#### Aim
Please continue the passage on Lappeenranta's Urban Infra Revolution project from the point where it ends.
-- start of Reading passage --
Lappeenranta

Through the Urban Infra Revolution (UIF) project, Lappeenranta (population,73,000) embarked upon a journey to invent a new urban architecture. Rooted in the circular economy, this is driven by innovative new products and technologies that utilise natural local products and dramatically reduce waste. 

Currently, urban infrastructure mostly comprises steel reinforced concrete-based solutions. Both materials require high energy, virgin raw materials and are intensive in CO2 emissions. In the Lappeenranta area alone, annual CO2 emissions from cement and lime production are around 393 000 tonnes. Recyclability of concrete is restricted while recycling of steel reinforced concrete elements is a complex and costly process. Consequently, much construction waste is landfilled, generating unwanted consequences and costs. 

Tackling these challenges is important to Lappeenranta, where the local economy is reliant on industry sectors that have traditionally been energy and CO2 intensive. Located halfway between Helsinki and St Petersburg, on the shores of Lake Saimaa, the prominent industry sectors include mining, forestry, cement, and concrete production. The implications of the shift to climate neutrality is significant for such places, which explains why this small Finnish city has long been in the vanguard of environmental policy development. 

The project has successfully tested new solutions to reduce CO2 emissions in urban construction. Specifically, it has developed a closed-loop polymer composite, manufactured by 3D printers, that can replace reinforced concrete. 99% of the raw materials used are local and recycled, including industrial waste (such as ashes, green liquor dregs and mining tailings), creating a new material that is resilient and 100% recyclable.
-- end of Reading passage --
-- start of Data extract --
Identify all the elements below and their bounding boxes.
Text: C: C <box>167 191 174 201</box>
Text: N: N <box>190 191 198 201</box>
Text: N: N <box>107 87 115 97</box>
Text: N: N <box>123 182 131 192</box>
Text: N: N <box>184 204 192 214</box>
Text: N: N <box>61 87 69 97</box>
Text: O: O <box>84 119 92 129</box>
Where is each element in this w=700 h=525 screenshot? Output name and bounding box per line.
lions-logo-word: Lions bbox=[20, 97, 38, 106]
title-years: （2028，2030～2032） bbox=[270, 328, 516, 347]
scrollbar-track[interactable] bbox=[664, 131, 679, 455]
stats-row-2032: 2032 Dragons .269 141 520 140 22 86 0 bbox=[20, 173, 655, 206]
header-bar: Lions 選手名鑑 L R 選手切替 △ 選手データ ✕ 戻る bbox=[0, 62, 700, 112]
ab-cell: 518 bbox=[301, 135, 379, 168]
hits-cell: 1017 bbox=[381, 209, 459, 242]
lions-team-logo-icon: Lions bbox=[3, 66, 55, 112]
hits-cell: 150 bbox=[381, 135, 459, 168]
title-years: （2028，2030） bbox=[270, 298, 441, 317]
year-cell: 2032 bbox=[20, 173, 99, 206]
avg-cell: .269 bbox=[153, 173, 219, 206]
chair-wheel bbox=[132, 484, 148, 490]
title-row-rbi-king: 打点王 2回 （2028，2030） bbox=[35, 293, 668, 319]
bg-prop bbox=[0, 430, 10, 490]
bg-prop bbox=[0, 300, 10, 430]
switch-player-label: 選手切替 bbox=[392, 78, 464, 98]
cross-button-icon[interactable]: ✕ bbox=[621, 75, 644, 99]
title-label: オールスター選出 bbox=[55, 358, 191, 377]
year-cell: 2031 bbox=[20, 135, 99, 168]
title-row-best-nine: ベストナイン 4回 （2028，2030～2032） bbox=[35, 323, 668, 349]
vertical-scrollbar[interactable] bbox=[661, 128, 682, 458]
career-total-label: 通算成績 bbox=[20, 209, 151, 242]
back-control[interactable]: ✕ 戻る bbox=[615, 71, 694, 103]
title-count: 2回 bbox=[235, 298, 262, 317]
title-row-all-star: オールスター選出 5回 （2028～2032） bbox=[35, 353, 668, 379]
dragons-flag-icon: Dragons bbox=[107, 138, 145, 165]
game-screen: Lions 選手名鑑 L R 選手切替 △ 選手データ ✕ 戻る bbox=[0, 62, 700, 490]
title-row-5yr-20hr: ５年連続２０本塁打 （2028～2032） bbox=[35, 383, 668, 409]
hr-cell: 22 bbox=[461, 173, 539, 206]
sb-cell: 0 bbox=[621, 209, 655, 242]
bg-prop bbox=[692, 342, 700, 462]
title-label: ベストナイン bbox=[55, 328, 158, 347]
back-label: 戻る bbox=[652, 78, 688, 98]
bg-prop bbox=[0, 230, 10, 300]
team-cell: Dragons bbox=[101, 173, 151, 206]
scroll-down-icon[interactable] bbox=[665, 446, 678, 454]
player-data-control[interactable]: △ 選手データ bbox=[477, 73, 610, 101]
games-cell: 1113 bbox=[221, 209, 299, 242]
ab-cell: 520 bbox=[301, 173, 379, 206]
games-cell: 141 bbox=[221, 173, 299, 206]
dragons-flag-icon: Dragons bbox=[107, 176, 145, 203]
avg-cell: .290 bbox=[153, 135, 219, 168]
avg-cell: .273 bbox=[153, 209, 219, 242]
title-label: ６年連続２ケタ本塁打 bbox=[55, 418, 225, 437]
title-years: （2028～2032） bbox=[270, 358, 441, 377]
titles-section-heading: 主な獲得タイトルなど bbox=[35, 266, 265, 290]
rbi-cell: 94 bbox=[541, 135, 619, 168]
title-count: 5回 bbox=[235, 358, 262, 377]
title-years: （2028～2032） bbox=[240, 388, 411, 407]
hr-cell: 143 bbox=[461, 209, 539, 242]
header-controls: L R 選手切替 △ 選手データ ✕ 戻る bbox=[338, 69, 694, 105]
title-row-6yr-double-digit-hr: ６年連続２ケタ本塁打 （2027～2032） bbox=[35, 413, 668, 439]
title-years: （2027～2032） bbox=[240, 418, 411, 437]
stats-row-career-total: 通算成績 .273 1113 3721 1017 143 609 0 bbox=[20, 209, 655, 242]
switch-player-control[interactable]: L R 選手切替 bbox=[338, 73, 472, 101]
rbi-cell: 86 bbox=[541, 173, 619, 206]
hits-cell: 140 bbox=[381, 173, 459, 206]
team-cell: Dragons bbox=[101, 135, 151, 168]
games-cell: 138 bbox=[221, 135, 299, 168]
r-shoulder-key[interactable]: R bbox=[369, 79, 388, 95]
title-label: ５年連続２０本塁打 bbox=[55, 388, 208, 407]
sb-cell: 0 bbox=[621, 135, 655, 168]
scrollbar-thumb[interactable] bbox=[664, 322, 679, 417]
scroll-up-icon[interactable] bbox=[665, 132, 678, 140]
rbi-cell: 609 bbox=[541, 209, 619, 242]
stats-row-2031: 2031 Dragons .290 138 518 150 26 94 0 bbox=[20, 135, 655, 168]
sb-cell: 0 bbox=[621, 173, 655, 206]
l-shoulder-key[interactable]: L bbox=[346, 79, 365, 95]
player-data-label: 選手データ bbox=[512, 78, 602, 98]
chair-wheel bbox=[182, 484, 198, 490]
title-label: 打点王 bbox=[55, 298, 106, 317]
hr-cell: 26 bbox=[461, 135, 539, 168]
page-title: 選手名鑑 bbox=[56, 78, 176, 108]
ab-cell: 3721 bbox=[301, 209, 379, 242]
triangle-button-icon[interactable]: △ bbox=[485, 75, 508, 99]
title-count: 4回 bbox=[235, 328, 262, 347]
-- end of Data extract --
#### Task response
The project consortium included local universities and businesses of all sizes. It has also utilised augmented reality tools to engage citizens in the debate about the city’s future urban landscape. 

The initial outputs of the project were proposed through an open competition with residents, who selected a skateboard park and a sound baffle to protect a primary school from railway noise. It is estimated that this new circular economy business model can potentially create between 50 and 200 jobs in the next 5-8 years.

Local economies dependent on traditional energy-intensive industries producing high levels of CO2 face significant risks in the transition to climate-neutrality. Cities with high proportions of workers in these sectors are at risk of being left behind unless they actively embrace - and invest in - the changes ahead. 

Although the local economy in Lappeenranta is characterised by traditional heavy industry sectors, the city has already positioned itself ahead of the curve in terms of the transition ahead. It has established the target of being carbon neutral by 2030 and emission free by 2050, supported by a focused city strategy that builds on its growing reputation as an environmental front-runner. The city’s award of the EU Green Leaf  is the latest acknowledgment of this.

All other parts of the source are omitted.